__Exercise directions__:
Transcribe all the entries word for word, omitting any pictures they contain.

__Task material__:

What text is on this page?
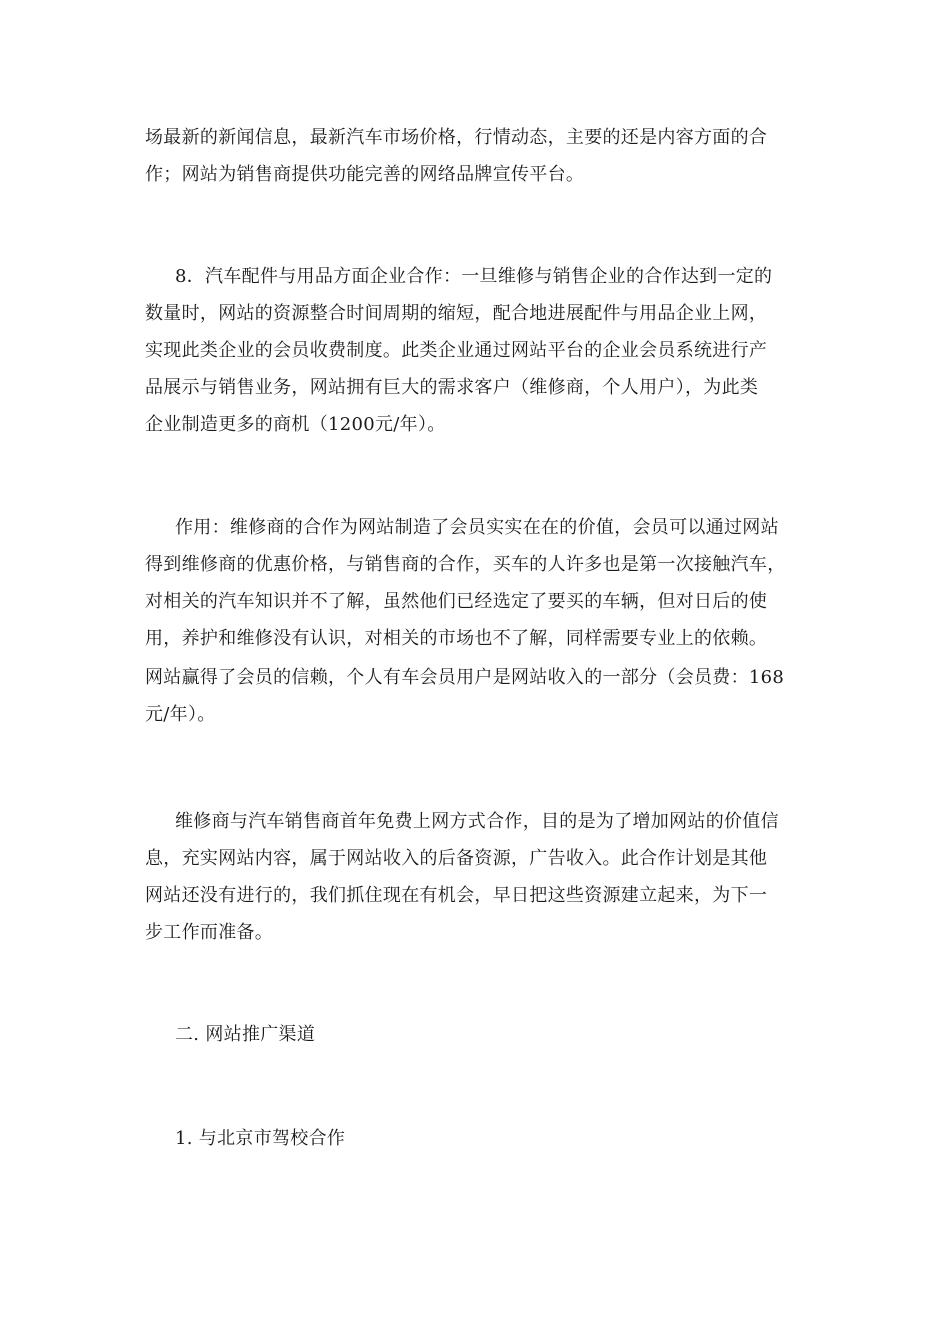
场最新的新闻信息，最新汽车市场价格，行情动态，主要的还是内容方面的合
作；网站为销售商提供功能完善的网络品牌宣传平台。
8．汽车配件与用品方面企业合作：一旦维修与销售企业的合作达到一定的
数量时，网站的资源整合时间周期的缩短，配合地进展配件与用品企业上网，
实现此类企业的会员收费制度。此类企业通过网站平台的企业会员系统进行产
品展示与销售业务，网站拥有巨大的需求客户（维修商，个人用户），为此类
企业制造更多的商机（1200元/年）。
作用：维修商的合作为网站制造了会员实实在在的价值，会员可以通过网站
得到维修商的优惠价格，与销售商的合作，买车的人许多也是第一次接触汽车，
对相关的汽车知识并不了解，虽然他们已经选定了要买的车辆，但对日后的使
用，养护和维修没有认识，对相关的市场也不了解，同样需要专业上的依赖。
网站赢得了会员的信赖，个人有车会员用户是网站收入的一部分（会员费：168
元/年）。
维修商与汽车销售商首年免费上网方式合作，目的是为了增加网站的价值信
息，充实网站内容，属于网站收入的后备资源，广告收入。此合作计划是其他
网站还没有进行的，我们抓住现在有机会，早日把这些资源建立起来，为下一
步工作而准备。
二. 网站推广渠道
1. 与北京市驾校合作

__Solution to the problem__:
What text is on this page?
场最新的新闻信息，最新汽车市场价格，行情动态，主要的还是内容方面的合
作；网站为销售商提供功能完善的网络品牌宣传平台。
8．汽车配件与用品方面企业合作：一旦维修与销售企业的合作达到一定的
数量时，网站的资源整合时间周期的缩短，配合地进展配件与用品企业上网，
实现此类企业的会员收费制度。此类企业通过网站平台的企业会员系统进行产
品展示与销售业务，网站拥有巨大的需求客户（维修商，个人用户），为此类
企业制造更多的商机（1200元/年）。
作用：维修商的合作为网站制造了会员实实在在的价值，会员可以通过网站
得到维修商的优惠价格，与销售商的合作，买车的人许多也是第一次接触汽车，
对相关的汽车知识并不了解，虽然他们已经选定了要买的车辆，但对日后的使
用，养护和维修没有认识，对相关的市场也不了解，同样需要专业上的依赖。
网站赢得了会员的信赖，个人有车会员用户是网站收入的一部分（会员费：168
元/年）。
维修商与汽车销售商首年免费上网方式合作，目的是为了增加网站的价值信
息，充实网站内容，属于网站收入的后备资源，广告收入。此合作计划是其他
网站还没有进行的，我们抓住现在有机会，早日把这些资源建立起来，为下一
步工作而准备。
二. 网站推广渠道
1. 与北京市驾校合作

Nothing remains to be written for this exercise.